§ TASK BRIEF
Write out the records below word for word, please.

(Stored data)
== == ==

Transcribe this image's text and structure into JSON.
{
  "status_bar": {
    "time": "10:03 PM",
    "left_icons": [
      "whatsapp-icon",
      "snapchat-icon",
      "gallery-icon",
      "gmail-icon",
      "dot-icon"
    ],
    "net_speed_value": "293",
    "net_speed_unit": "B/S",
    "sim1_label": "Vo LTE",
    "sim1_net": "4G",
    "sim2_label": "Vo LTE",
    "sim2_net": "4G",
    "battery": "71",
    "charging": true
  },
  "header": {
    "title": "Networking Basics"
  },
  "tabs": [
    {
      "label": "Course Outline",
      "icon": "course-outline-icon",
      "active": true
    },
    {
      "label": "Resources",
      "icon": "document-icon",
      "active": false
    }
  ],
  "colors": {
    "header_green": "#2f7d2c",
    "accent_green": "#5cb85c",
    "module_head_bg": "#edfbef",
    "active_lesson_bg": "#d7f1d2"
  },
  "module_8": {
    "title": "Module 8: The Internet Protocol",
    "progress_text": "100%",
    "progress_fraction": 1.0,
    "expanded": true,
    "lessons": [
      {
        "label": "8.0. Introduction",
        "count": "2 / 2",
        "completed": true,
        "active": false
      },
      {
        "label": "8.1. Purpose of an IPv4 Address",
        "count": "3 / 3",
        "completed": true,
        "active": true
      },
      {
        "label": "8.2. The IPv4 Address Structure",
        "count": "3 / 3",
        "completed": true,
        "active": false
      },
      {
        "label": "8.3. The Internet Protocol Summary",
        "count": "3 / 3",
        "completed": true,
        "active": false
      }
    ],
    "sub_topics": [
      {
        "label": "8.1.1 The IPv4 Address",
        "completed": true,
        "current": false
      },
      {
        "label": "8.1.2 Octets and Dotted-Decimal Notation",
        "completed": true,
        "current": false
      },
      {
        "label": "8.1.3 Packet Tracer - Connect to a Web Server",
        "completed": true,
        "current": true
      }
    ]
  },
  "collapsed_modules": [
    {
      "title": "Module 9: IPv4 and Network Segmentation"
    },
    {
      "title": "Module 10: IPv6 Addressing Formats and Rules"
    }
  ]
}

== == ==

§ SOLUTION
Transcribe this image's text and structure into JSON.
{
  "status_bar": {
    "time": "10:03 PM",
    "left_icons": [
      "whatsapp-icon",
      "snapchat-icon",
      "gallery-icon",
      "gmail-icon",
      "dot-icon"
    ],
    "net_speed_value": "293",
    "net_speed_unit": "B/S",
    "sim1_label": "Vo LTE",
    "sim1_net": "4G",
    "sim2_label": "Vo LTE",
    "sim2_net": "4G",
    "battery": "71",
    "charging": true
  },
  "header": {
    "title": "Networking Basics"
  },
  "tabs": [
    {
      "label": "Course Outline",
      "icon": "course-outline-icon",
      "active": true
    },
    {
      "label": "Resources",
      "icon": "document-icon",
      "active": false
    }
  ],
  "colors": {
    "header_green": "#2f7d2c",
    "accent_green": "#5cb85c",
    "module_head_bg": "#edfbef",
    "active_lesson_bg": "#d7f1d2"
  },
  "module_8": {
    "title": "Module 8: The Internet Protocol",
    "progress_text": "100%",
    "progress_fraction": 1.0,
    "expanded": true,
    "lessons": [
      {
        "label": "8.0. Introduction",
        "count": "2 / 2",
        "completed": true,
        "active": false
      },
      {
        "label": "8.1. Purpose of an IPv4 Address",
        "count": "3 / 3",
        "completed": true,
        "active": true
      },
      {
        "label": "8.2. The IPv4 Address Structure",
        "count": "3 / 3",
        "completed": true,
        "active": false
      },
      {
        "label": "8.3. The Internet Protocol Summary",
        "count": "3 / 3",
        "completed": true,
        "active": false
      }
    ],
    "sub_topics": [
      {
        "label": "8.1.1 The IPv4 Address",
        "completed": true,
        "current": false
      },
      {
        "label": "8.1.2 Octets and Dotted-Decimal Notation",
        "completed": true,
        "current": false
      },
      {
        "label": "8.1.3 Packet Tracer - Connect to a Web Server",
        "completed": true,
        "current": true
      }
    ]
  },
  "collapsed_modules": [
    {
      "title": "Module 9: IPv4 and Network Segmentation"
    },
    {
      "title": "Module 10: IPv6 Addressing Formats and Rules"
    }
  ]
}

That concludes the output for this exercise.